* EXERCISE GOAL
Return all of the data exactly as written, without the pictures.
□ □ □ □ □ □ □
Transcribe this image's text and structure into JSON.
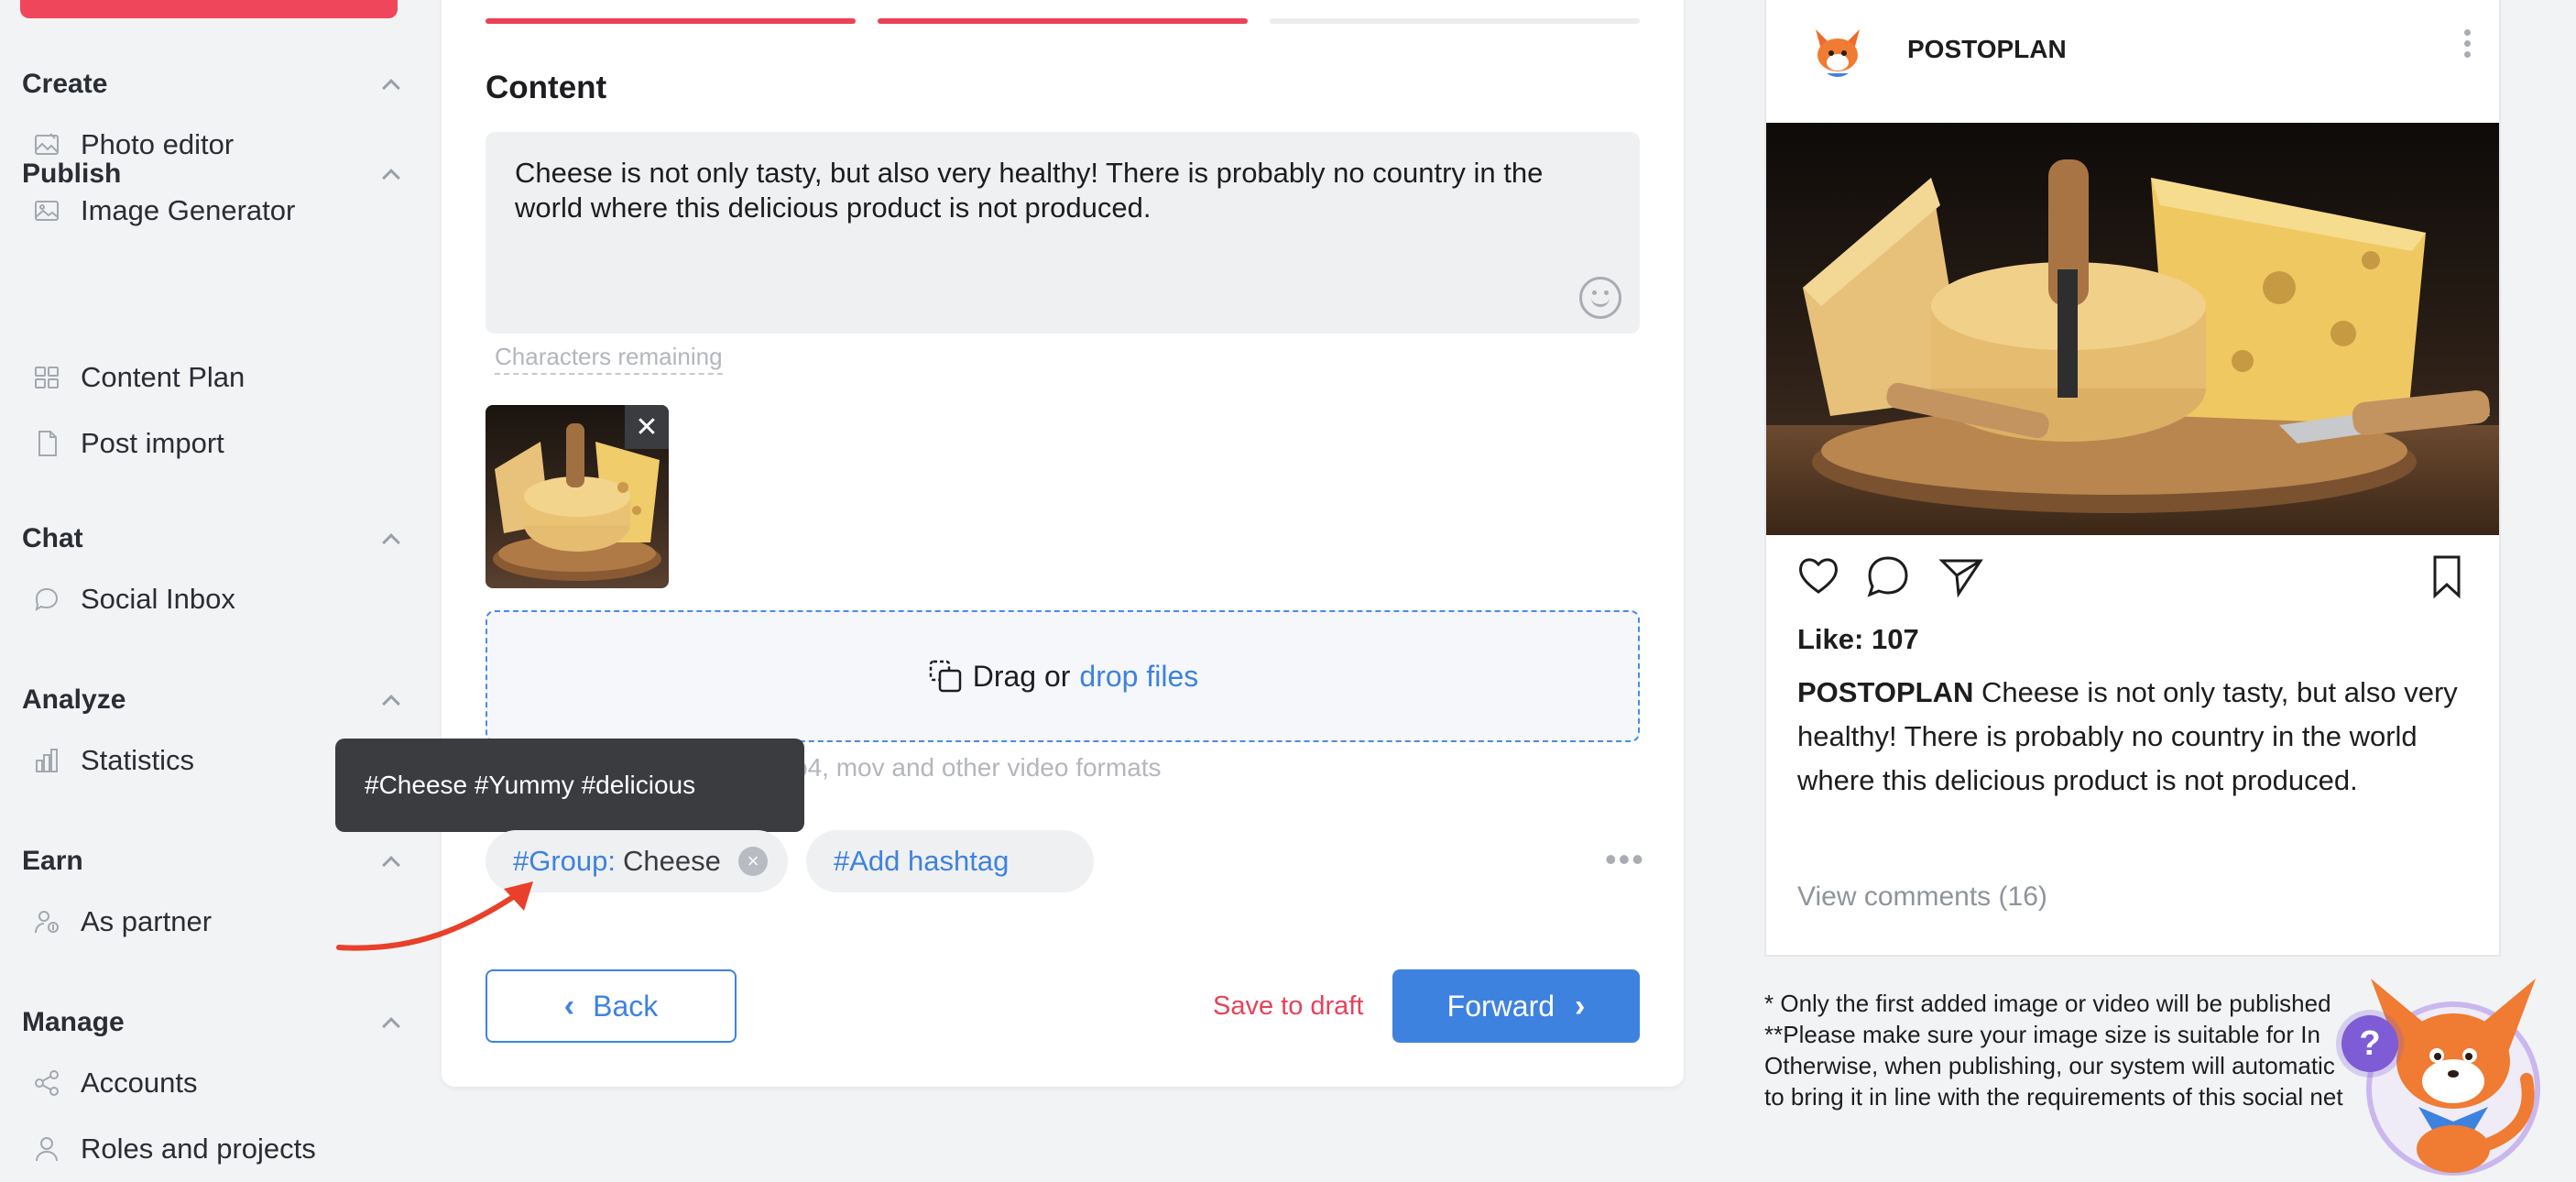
{
  "colors": {
    "accent": "#3e82e0",
    "brand_red": "#ec4157",
    "tooltip_bg": "#3a3c40",
    "help_purple": "#7d5cd6"
  },
  "sidebar": {
    "groups": [
      {
        "label": "Create",
        "items": [
          {
            "label": "Photo editor",
            "icon": "photo-editor-icon"
          },
          {
            "label": "Image Generator",
            "icon": "image-icon"
          }
        ]
      },
      {
        "label": "Publish",
        "items": [
          {
            "label": "Content Plan",
            "icon": "grid-icon"
          },
          {
            "label": "Post import",
            "icon": "csv-file-icon"
          }
        ]
      },
      {
        "label": "Chat",
        "items": [
          {
            "label": "Social Inbox",
            "icon": "chat-bubble-icon"
          }
        ]
      },
      {
        "label": "Analyze",
        "items": [
          {
            "label": "Statistics",
            "icon": "bar-chart-icon"
          }
        ]
      },
      {
        "label": "Earn",
        "items": [
          {
            "label": "As partner",
            "icon": "partner-icon"
          }
        ]
      },
      {
        "label": "Manage",
        "items": [
          {
            "label": "Accounts",
            "icon": "share-icon"
          },
          {
            "label": "Roles and projects",
            "icon": "users-icon"
          }
        ]
      }
    ]
  },
  "editor": {
    "progress_steps": [
      {
        "active": true
      },
      {
        "active": true
      },
      {
        "active": false
      }
    ],
    "content_title": "Content",
    "text": "Cheese is not only tasty, but also very healthy!  There is probably no country in the world  where this delicious product is not produced.",
    "characters_remaining": "Characters remaining",
    "thumb_close": "✕",
    "dropzone": {
      "text": "Drag or",
      "link": "drop files"
    },
    "formats_hint": "p4, mov and other video formats",
    "tooltip": "#Cheese #Yummy #delicious",
    "hashtag_group": {
      "key": "#Group:",
      "value": "Cheese"
    },
    "add_hashtag": "#Add hashtag",
    "back_label": "Back",
    "save_draft_label": "Save to draft",
    "forward_label": "Forward"
  },
  "preview": {
    "account_name": "POSTOPLAN",
    "likes": "Like: 107",
    "caption_name": "POSTOPLAN",
    "caption_text": "Cheese is not only tasty, but also very healthy!  There is probably no country in the world  where this delicious product is not produced.",
    "comments": "View comments (16)",
    "note_1": "* Only the first added image or video will be published",
    "note_2": "**Please make sure your image size is suitable for In",
    "note_3": "Otherwise, when publishing, our system will automatic",
    "note_4": "to bring it in line with the requirements of this social net",
    "help_label": "?"
  }
}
□ □ □ □ □ □ □
* WRITTEN RESPONSE
Transcribe this image's text and structure into JSON.
{
  "colors": {
    "accent": "#3e82e0",
    "brand_red": "#ec4157",
    "tooltip_bg": "#3a3c40",
    "help_purple": "#7d5cd6"
  },
  "sidebar": {
    "groups": [
      {
        "label": "Create",
        "items": [
          {
            "label": "Photo editor",
            "icon": "photo-editor-icon"
          },
          {
            "label": "Image Generator",
            "icon": "image-icon"
          }
        ]
      },
      {
        "label": "Publish",
        "items": [
          {
            "label": "Content Plan",
            "icon": "grid-icon"
          },
          {
            "label": "Post import",
            "icon": "csv-file-icon"
          }
        ]
      },
      {
        "label": "Chat",
        "items": [
          {
            "label": "Social Inbox",
            "icon": "chat-bubble-icon"
          }
        ]
      },
      {
        "label": "Analyze",
        "items": [
          {
            "label": "Statistics",
            "icon": "bar-chart-icon"
          }
        ]
      },
      {
        "label": "Earn",
        "items": [
          {
            "label": "As partner",
            "icon": "partner-icon"
          }
        ]
      },
      {
        "label": "Manage",
        "items": [
          {
            "label": "Accounts",
            "icon": "share-icon"
          },
          {
            "label": "Roles and projects",
            "icon": "users-icon"
          }
        ]
      }
    ]
  },
  "editor": {
    "progress_steps": [
      {
        "active": true
      },
      {
        "active": true
      },
      {
        "active": false
      }
    ],
    "content_title": "Content",
    "text": "Cheese is not only tasty, but also very healthy!  There is probably no country in the world  where this delicious product is not produced.",
    "characters_remaining": "Characters remaining",
    "thumb_close": "✕",
    "dropzone": {
      "text": "Drag or",
      "link": "drop files"
    },
    "formats_hint": "p4, mov and other video formats",
    "tooltip": "#Cheese #Yummy #delicious",
    "hashtag_group": {
      "key": "#Group:",
      "value": "Cheese"
    },
    "add_hashtag": "#Add hashtag",
    "back_label": "Back",
    "save_draft_label": "Save to draft",
    "forward_label": "Forward"
  },
  "preview": {
    "account_name": "POSTOPLAN",
    "likes": "Like: 107",
    "caption_name": "POSTOPLAN",
    "caption_text": "Cheese is not only tasty, but also very healthy!  There is probably no country in the world  where this delicious product is not produced.",
    "comments": "View comments (16)",
    "note_1": "* Only the first added image or video will be published",
    "note_2": "**Please make sure your image size is suitable for In",
    "note_3": "Otherwise, when publishing, our system will automatic",
    "note_4": "to bring it in line with the requirements of this social net",
    "help_label": "?"
  }
}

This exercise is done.